Task prompt => Every entry below should be repeated exactly; the pictures should not.
-------- Data shown --------
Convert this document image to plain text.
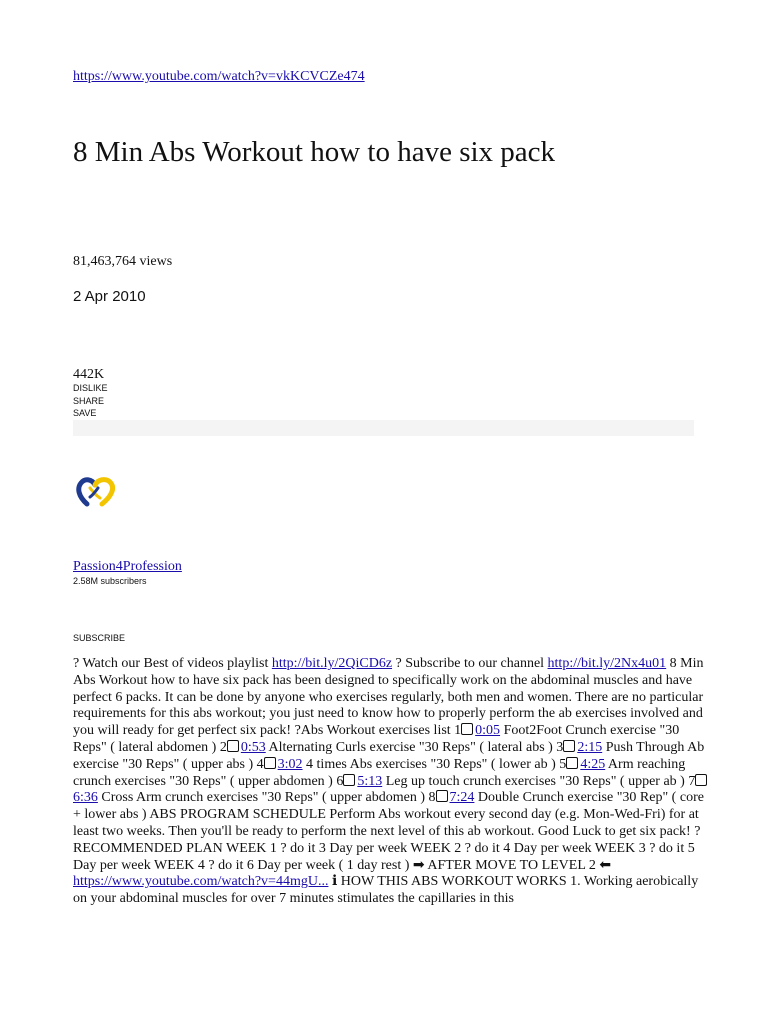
https://www.youtube.com/watch?v=vkKCVCZe474
8 Min Abs Workout how to have six pack
81,463,764 views
2 Apr 2010
442K
DISLIKE
SHARE
SAVE
Passion4Profession
2.58M subscribers
SUBSCRIBE
? Watch our Best of videos playlist http://bit.ly/2QiCD6z ? Subscribe to our channel http://bit.ly/2Nx4u01 8 Min Abs Workout how to have six pack has been designed to specifically work on the abdominal muscles and have perfect 6 packs. It can be done by anyone who exercises regularly, both men and women. There are no particular requirements for this abs workout; you just need to know how to properly perform the ab exercises involved and you will ready for get perfect six pack! ?Abs Workout exercises list 1 0:05 Foot2Foot Crunch exercise "30 Reps" ( lateral abdomen ) 2 0:53 Alternating Curls exercise "30 Reps" ( lateral abs ) 3 2:15 Push Through Ab exercise "30 Reps" ( upper abs ) 4 3:02 4 times Abs exercises "30 Reps" ( lower ab ) 5 4:25 Arm reaching crunch exercises "30 Reps" ( upper abdomen ) 6 5:13 Leg up touch crunch exercises "30 Reps" ( upper ab ) 76:36 Cross Arm crunch exercises "30 Reps" ( upper abdomen ) 8 7:24 Double Crunch exercise "30 Rep" ( core + lower abs ) ABS PROGRAM SCHEDULE Perform Abs workout every second day (e.g. Mon-Wed-Fri) for at least two weeks. Then you'll be ready to perform the next level of this ab workout. Good Luck to get six pack! ? RECOMMENDED PLAN WEEK 1 ? do it 3 Day per week WEEK 2 ? do it 4 Day per week WEEK 3 ? do it 5 Day per week WEEK 4 ? do it 6 Day per week ( 1 day rest ) ➡ AFTER MOVE TO LEVEL 2 ⬅ https://www.youtube.com/watch?v=44mgU... ℹ HOW THIS ABS WORKOUT WORKS 1. Working aerobically on your abdominal muscles for over 7 minutes stimulates the capillaries in this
--------
Full answer =>
Convert this document image to plain text.
https://www.youtube.com/watch?v=vkKCVCZe474
8 Min Abs Workout how to have six pack
81,463,764 views
2 Apr 2010
442K
DISLIKE
SHARE
SAVE
Passion4Profession
2.58M subscribers
SUBSCRIBE
? Watch our Best of videos playlist http://bit.ly/2QiCD6z ? Subscribe to our channel http://bit.ly/2Nx4u01 8 Min Abs Workout how to have six pack has been designed to specifically work on the abdominal muscles and have perfect 6 packs. It can be done by anyone who exercises regularly, both men and women. There are no particular requirements for this abs workout; you just need to know how to properly perform the ab exercises involved and you will ready for get perfect six pack! ?Abs Workout exercises list 1 0:05 Foot2Foot Crunch exercise "30 Reps" ( lateral abdomen ) 2 0:53 Alternating Curls exercise "30 Reps" ( lateral abs ) 3 2:15 Push Through Ab exercise "30 Reps" ( upper abs ) 4 3:02 4 times Abs exercises "30 Reps" ( lower ab ) 5 4:25 Arm reaching crunch exercises "30 Reps" ( upper abdomen ) 6 5:13 Leg up touch crunch exercises "30 Reps" ( upper ab ) 76:36 Cross Arm crunch exercises "30 Reps" ( upper abdomen ) 8 7:24 Double Crunch exercise "30 Rep" ( core + lower abs ) ABS PROGRAM SCHEDULE Perform Abs workout every second day (e.g. Mon-Wed-Fri) for at least two weeks. Then you'll be ready to perform the next level of this ab workout. Good Luck to get six pack! ? RECOMMENDED PLAN WEEK 1 ? do it 3 Day per week WEEK 2 ? do it 4 Day per week WEEK 3 ? do it 5 Day per week WEEK 4 ? do it 6 Day per week ( 1 day rest ) ➡ AFTER MOVE TO LEVEL 2 ⬅ https://www.youtube.com/watch?v=44mgU... ℹ HOW THIS ABS WORKOUT WORKS 1. Working aerobically on your abdominal muscles for over 7 minutes stimulates the capillaries in this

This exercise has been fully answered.